Restate all of the entries exactly, dropping any pictures they hold.

** START **

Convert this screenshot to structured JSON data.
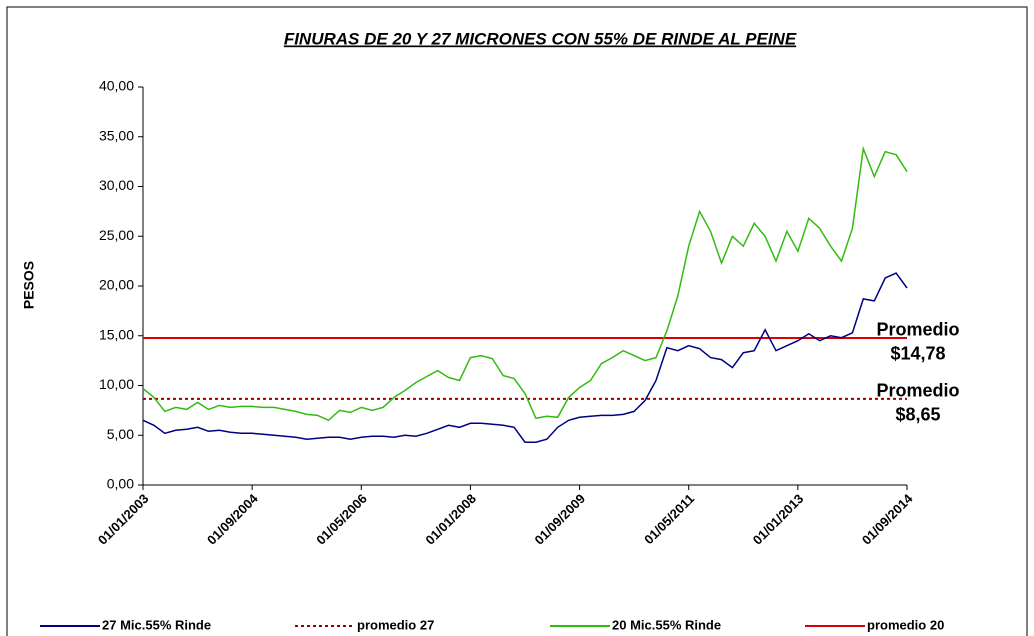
{
  "chart_data": {
    "type": "line",
    "title": "FINURAS DE 20 Y 27 MICRONES CON 55% DE RINDE AL PEINE",
    "y_label": "PESOS",
    "categories": [
      "01/01/2003",
      null,
      null,
      null,
      null,
      null,
      null,
      null,
      null,
      null,
      "01/09/2004",
      null,
      null,
      null,
      null,
      null,
      null,
      null,
      null,
      null,
      "01/05/2006",
      null,
      null,
      null,
      null,
      null,
      null,
      null,
      null,
      null,
      "01/01/2008",
      null,
      null,
      null,
      null,
      null,
      null,
      null,
      null,
      null,
      "01/09/2009",
      null,
      null,
      null,
      null,
      null,
      null,
      null,
      null,
      null,
      "01/05/2011",
      null,
      null,
      null,
      null,
      null,
      null,
      null,
      null,
      null,
      "01/01/2013",
      null,
      null,
      null,
      null,
      null,
      null,
      null,
      null,
      null,
      "01/09/2014"
    ],
    "series": [
      {
        "name": "27 Mic.55% Rinde",
        "color": "#000080",
        "values": [
          6.5,
          6.0,
          5.2,
          5.5,
          5.6,
          5.8,
          5.4,
          5.5,
          5.3,
          5.2,
          5.2,
          5.1,
          5.0,
          4.9,
          4.8,
          4.6,
          4.7,
          4.8,
          4.8,
          4.6,
          4.8,
          4.9,
          4.9,
          4.8,
          5.0,
          4.9,
          5.2,
          5.6,
          6.0,
          5.8,
          6.2,
          6.2,
          6.1,
          6.0,
          5.8,
          4.3,
          4.3,
          4.6,
          5.8,
          6.5,
          6.8,
          6.9,
          7.0,
          7.0,
          7.1,
          7.4,
          8.5,
          10.5,
          13.8,
          13.5,
          14.0,
          13.7,
          12.8,
          12.6,
          11.8,
          13.3,
          13.5,
          15.6,
          13.5,
          14.0,
          14.5,
          15.2,
          14.5,
          15.0,
          14.8,
          15.3,
          18.7,
          18.5,
          20.8,
          21.3,
          19.8
        ]
      },
      {
        "name": "20 Mic.55% Rinde",
        "color": "#33bb11",
        "values": [
          9.7,
          8.8,
          7.4,
          7.8,
          7.6,
          8.3,
          7.6,
          8.0,
          7.8,
          7.9,
          7.9,
          7.8,
          7.8,
          7.6,
          7.4,
          7.1,
          7.0,
          6.5,
          7.5,
          7.3,
          7.8,
          7.5,
          7.8,
          8.8,
          9.5,
          10.3,
          10.9,
          11.5,
          10.8,
          10.5,
          12.8,
          13.0,
          12.7,
          11.0,
          10.7,
          9.2,
          6.7,
          6.9,
          6.8,
          8.8,
          9.8,
          10.5,
          12.2,
          12.8,
          13.5,
          13.0,
          12.5,
          12.8,
          15.5,
          19.0,
          24.0,
          27.5,
          25.5,
          22.3,
          25.0,
          24.0,
          26.3,
          25.0,
          22.5,
          25.5,
          23.5,
          26.8,
          25.8,
          24.0,
          22.5,
          25.8,
          33.8,
          31.0,
          33.5,
          33.2,
          31.5
        ]
      }
    ],
    "reference_lines": [
      {
        "name": "promedio 27",
        "value": 8.65,
        "color": "#990000",
        "style": "dotted",
        "annotation": [
          "Promedio",
          "$8,65"
        ]
      },
      {
        "name": "promedio 20",
        "value": 14.78,
        "color": "#dd0000",
        "style": "solid",
        "annotation": [
          "Promedio",
          "$14,78"
        ]
      }
    ],
    "ylim": [
      0,
      40
    ],
    "yticks": [
      {
        "value": 0,
        "label": "0,00"
      },
      {
        "value": 5,
        "label": "5,00"
      },
      {
        "value": 10,
        "label": "10,00"
      },
      {
        "value": 15,
        "label": "15,00"
      },
      {
        "value": 20,
        "label": "20,00"
      },
      {
        "value": 25,
        "label": "25,00"
      },
      {
        "value": 30,
        "label": "30,00"
      },
      {
        "value": 35,
        "label": "35,00"
      },
      {
        "value": 40,
        "label": "40,00"
      }
    ],
    "grid": false,
    "legend": "bottom"
  }
}
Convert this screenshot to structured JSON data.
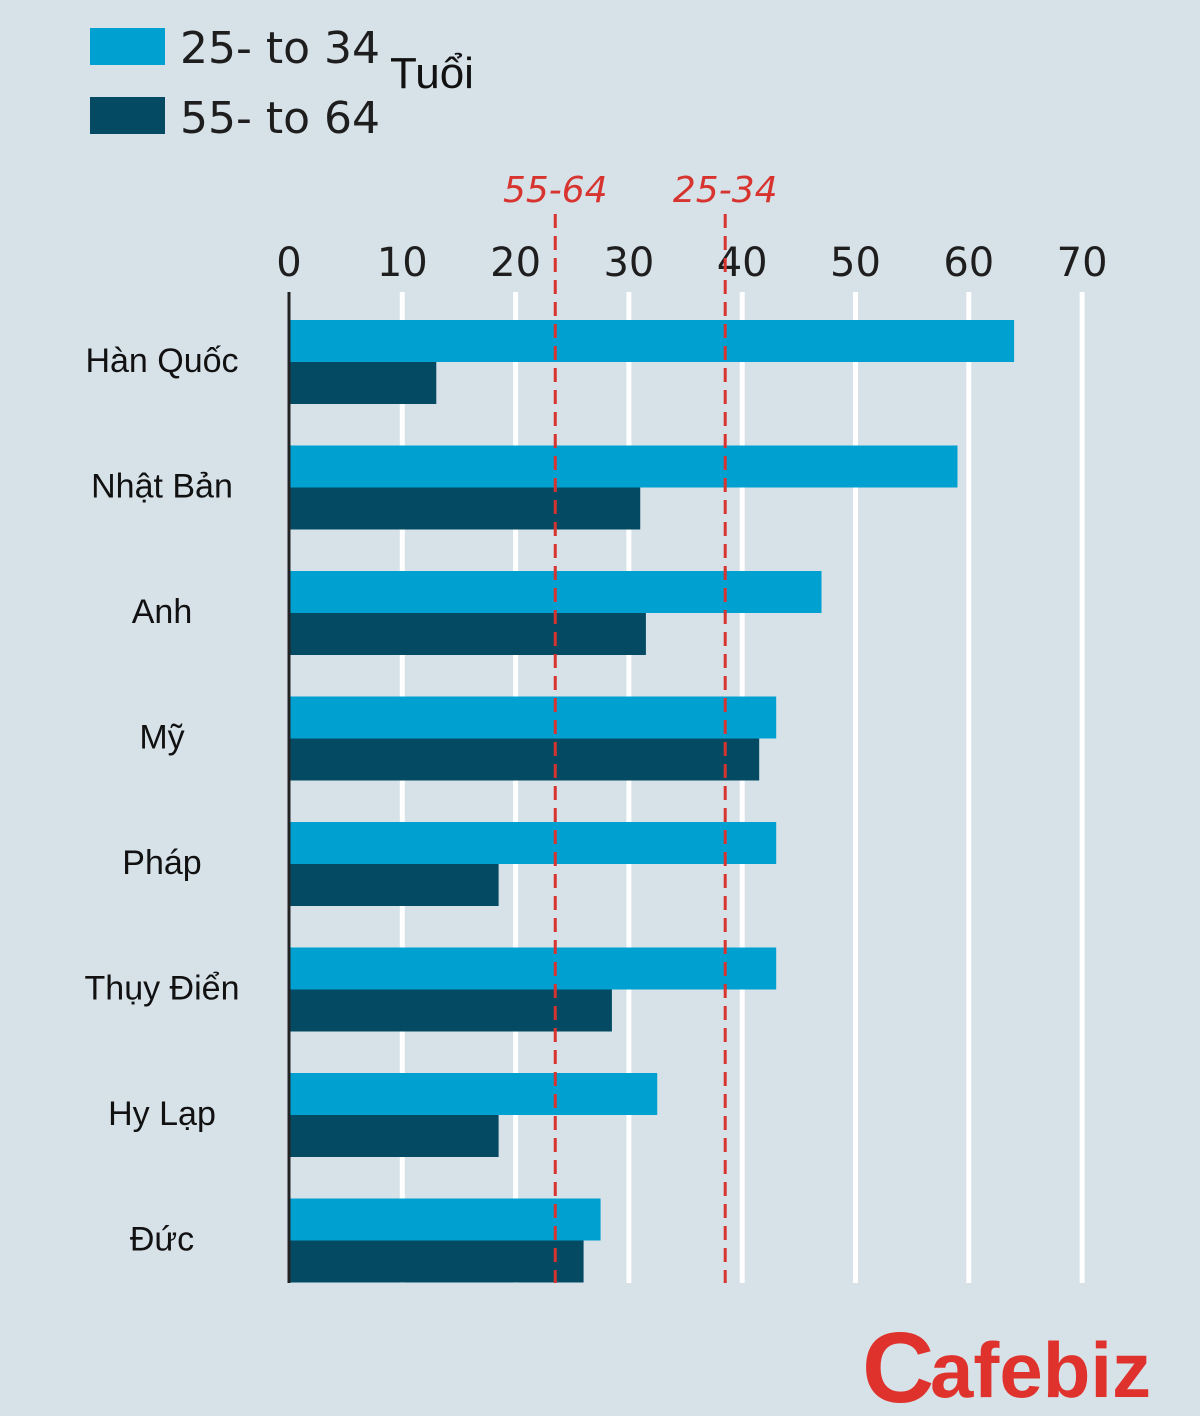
{
  "chart_data": {
    "type": "bar",
    "orientation": "horizontal",
    "unit_label": "Tuổi",
    "categories": [
      "Hàn Quốc",
      "Nhật Bản",
      "Anh",
      "Mỹ",
      "Pháp",
      "Thụy Điển",
      "Hy Lạp",
      "Đức"
    ],
    "series": [
      {
        "name": "25- to 34",
        "color": "#00a1d1",
        "values": [
          64,
          59,
          47,
          43,
          43,
          43,
          32.5,
          27.5
        ]
      },
      {
        "name": "55- to 64",
        "color": "#044a63",
        "values": [
          13,
          31,
          31.5,
          41.5,
          18.5,
          28.5,
          18.5,
          26
        ]
      }
    ],
    "x_ticks": [
      "0",
      "10",
      "20",
      "30",
      "40",
      "50",
      "60",
      "70"
    ],
    "xlim": [
      0,
      70
    ],
    "grid": true,
    "legend_position": "top-left",
    "reference_lines": [
      {
        "label": "55-64",
        "value": 23.5,
        "color": "#d8342f"
      },
      {
        "label": "25-34",
        "value": 38.5,
        "color": "#d8342f"
      }
    ]
  },
  "logo": {
    "text": "Cafebiz",
    "first": "C",
    "rest": "afebiz"
  }
}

** END **

## TASK RESULT
Convert this screenshot to structured JSON data.
{
  "chart_data": {
    "type": "line",
    "title": "FINURAS DE 20 Y 27 MICRONES CON 55% DE RINDE AL PEINE",
    "y_label": "PESOS",
    "categories": [
      "01/01/2003",
      null,
      null,
      null,
      null,
      null,
      null,
      null,
      null,
      null,
      "01/09/2004",
      null,
      null,
      null,
      null,
      null,
      null,
      null,
      null,
      null,
      "01/05/2006",
      null,
      null,
      null,
      null,
      null,
      null,
      null,
      null,
      null,
      "01/01/2008",
      null,
      null,
      null,
      null,
      null,
      null,
      null,
      null,
      null,
      "01/09/2009",
      null,
      null,
      null,
      null,
      null,
      null,
      null,
      null,
      null,
      "01/05/2011",
      null,
      null,
      null,
      null,
      null,
      null,
      null,
      null,
      null,
      "01/01/2013",
      null,
      null,
      null,
      null,
      null,
      null,
      null,
      null,
      null,
      "01/09/2014"
    ],
    "series": [
      {
        "name": "27 Mic.55% Rinde",
        "color": "#000080",
        "values": [
          6.5,
          6.0,
          5.2,
          5.5,
          5.6,
          5.8,
          5.4,
          5.5,
          5.3,
          5.2,
          5.2,
          5.1,
          5.0,
          4.9,
          4.8,
          4.6,
          4.7,
          4.8,
          4.8,
          4.6,
          4.8,
          4.9,
          4.9,
          4.8,
          5.0,
          4.9,
          5.2,
          5.6,
          6.0,
          5.8,
          6.2,
          6.2,
          6.1,
          6.0,
          5.8,
          4.3,
          4.3,
          4.6,
          5.8,
          6.5,
          6.8,
          6.9,
          7.0,
          7.0,
          7.1,
          7.4,
          8.5,
          10.5,
          13.8,
          13.5,
          14.0,
          13.7,
          12.8,
          12.6,
          11.8,
          13.3,
          13.5,
          15.6,
          13.5,
          14.0,
          14.5,
          15.2,
          14.5,
          15.0,
          14.8,
          15.3,
          18.7,
          18.5,
          20.8,
          21.3,
          19.8
        ]
      },
      {
        "name": "20 Mic.55% Rinde",
        "color": "#33bb11",
        "values": [
          9.7,
          8.8,
          7.4,
          7.8,
          7.6,
          8.3,
          7.6,
          8.0,
          7.8,
          7.9,
          7.9,
          7.8,
          7.8,
          7.6,
          7.4,
          7.1,
          7.0,
          6.5,
          7.5,
          7.3,
          7.8,
          7.5,
          7.8,
          8.8,
          9.5,
          10.3,
          10.9,
          11.5,
          10.8,
          10.5,
          12.8,
          13.0,
          12.7,
          11.0,
          10.7,
          9.2,
          6.7,
          6.9,
          6.8,
          8.8,
          9.8,
          10.5,
          12.2,
          12.8,
          13.5,
          13.0,
          12.5,
          12.8,
          15.5,
          19.0,
          24.0,
          27.5,
          25.5,
          22.3,
          25.0,
          24.0,
          26.3,
          25.0,
          22.5,
          25.5,
          23.5,
          26.8,
          25.8,
          24.0,
          22.5,
          25.8,
          33.8,
          31.0,
          33.5,
          33.2,
          31.5
        ]
      }
    ],
    "reference_lines": [
      {
        "name": "promedio 27",
        "value": 8.65,
        "color": "#990000",
        "style": "dotted",
        "annotation": [
          "Promedio",
          "$8,65"
        ]
      },
      {
        "name": "promedio 20",
        "value": 14.78,
        "color": "#dd0000",
        "style": "solid",
        "annotation": [
          "Promedio",
          "$14,78"
        ]
      }
    ],
    "ylim": [
      0,
      40
    ],
    "yticks": [
      {
        "value": 0,
        "label": "0,00"
      },
      {
        "value": 5,
        "label": "5,00"
      },
      {
        "value": 10,
        "label": "10,00"
      },
      {
        "value": 15,
        "label": "15,00"
      },
      {
        "value": 20,
        "label": "20,00"
      },
      {
        "value": 25,
        "label": "25,00"
      },
      {
        "value": 30,
        "label": "30,00"
      },
      {
        "value": 35,
        "label": "35,00"
      },
      {
        "value": 40,
        "label": "40,00"
      }
    ],
    "grid": false,
    "legend": "bottom"
  }
}
Convert this screenshot to structured JSON data.
{
  "chart_data": {
    "type": "bar",
    "orientation": "horizontal",
    "unit_label": "Tuổi",
    "categories": [
      "Hàn Quốc",
      "Nhật Bản",
      "Anh",
      "Mỹ",
      "Pháp",
      "Thụy Điển",
      "Hy Lạp",
      "Đức"
    ],
    "series": [
      {
        "name": "25- to 34",
        "color": "#00a1d1",
        "values": [
          64,
          59,
          47,
          43,
          43,
          43,
          32.5,
          27.5
        ]
      },
      {
        "name": "55- to 64",
        "color": "#044a63",
        "values": [
          13,
          31,
          31.5,
          41.5,
          18.5,
          28.5,
          18.5,
          26
        ]
      }
    ],
    "x_ticks": [
      "0",
      "10",
      "20",
      "30",
      "40",
      "50",
      "60",
      "70"
    ],
    "xlim": [
      0,
      70
    ],
    "grid": true,
    "legend_position": "top-left",
    "reference_lines": [
      {
        "label": "55-64",
        "value": 23.5,
        "color": "#d8342f"
      },
      {
        "label": "25-34",
        "value": 38.5,
        "color": "#d8342f"
      }
    ]
  },
  "logo": {
    "text": "Cafebiz",
    "first": "C",
    "rest": "afebiz"
  }
}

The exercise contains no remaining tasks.